Repeat every record below exactly, omitting any pictures.

-- Records for this exercise start --

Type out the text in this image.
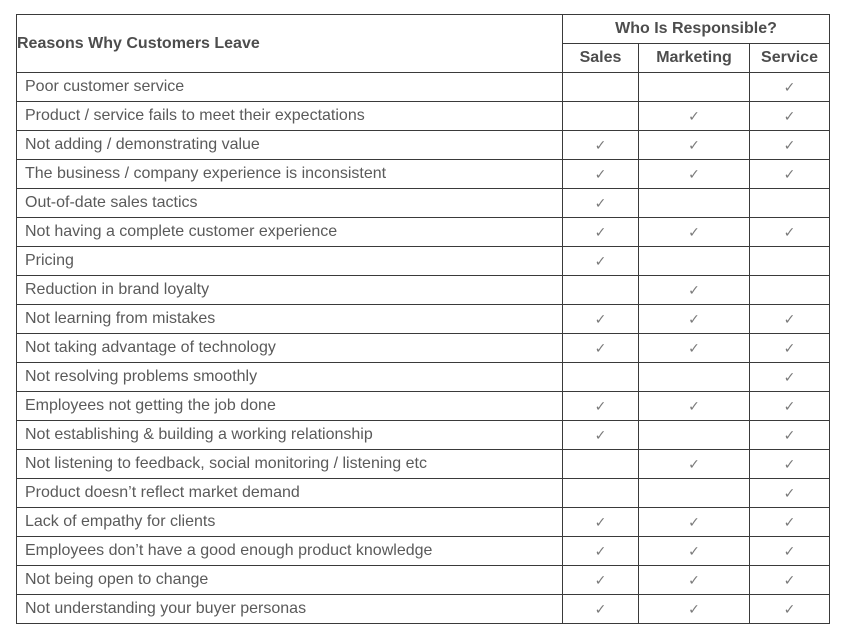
Reasons Why Customers Leave	Who Is Responsible?		
	Sales	Marketing	Service
Poor customer service			✓
Product / service fails to meet their expectations		✓	✓
Not adding / demonstrating value	✓	✓	✓
The business / company experience is inconsistent	✓	✓	✓
Out-of-date sales tactics	✓		
Not having a complete customer experience	✓	✓	✓
Pricing	✓		
Reduction in brand loyalty		✓	
Not learning from mistakes	✓	✓	✓
Not taking advantage of technology	✓	✓	✓
Not resolving problems smoothly			✓
Employees not getting the job done	✓	✓	✓
Not establishing & building a working relationship	✓		✓
Not listening to feedback, social monitoring / listening etc		✓	✓
Product doesn’t reflect market demand			✓
Lack of empathy for clients	✓	✓	✓
Employees don’t have a good enough product knowledge	✓	✓	✓
Not being open to change	✓	✓	✓
Not understanding your buyer personas	✓	✓	✓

-- Records for this exercise end --

=== Output for this task ===
Type out the text in this image.
Reasons Why Customers Leave	Who Is Responsible?		
	Sales	Marketing	Service
Poor customer service			✓
Product / service fails to meet their expectations		✓	✓
Not adding / demonstrating value	✓	✓	✓
The business / company experience is inconsistent	✓	✓	✓
Out-of-date sales tactics	✓		
Not having a complete customer experience	✓	✓	✓
Pricing	✓		
Reduction in brand loyalty		✓	
Not learning from mistakes	✓	✓	✓
Not taking advantage of technology	✓	✓	✓
Not resolving problems smoothly			✓
Employees not getting the job done	✓	✓	✓
Not establishing & building a working relationship	✓		✓
Not listening to feedback, social monitoring / listening etc		✓	✓
Product doesn’t reflect market demand			✓
Lack of empathy for clients	✓	✓	✓
Employees don’t have a good enough product knowledge	✓	✓	✓
Not being open to change	✓	✓	✓
Not understanding your buyer personas	✓	✓	✓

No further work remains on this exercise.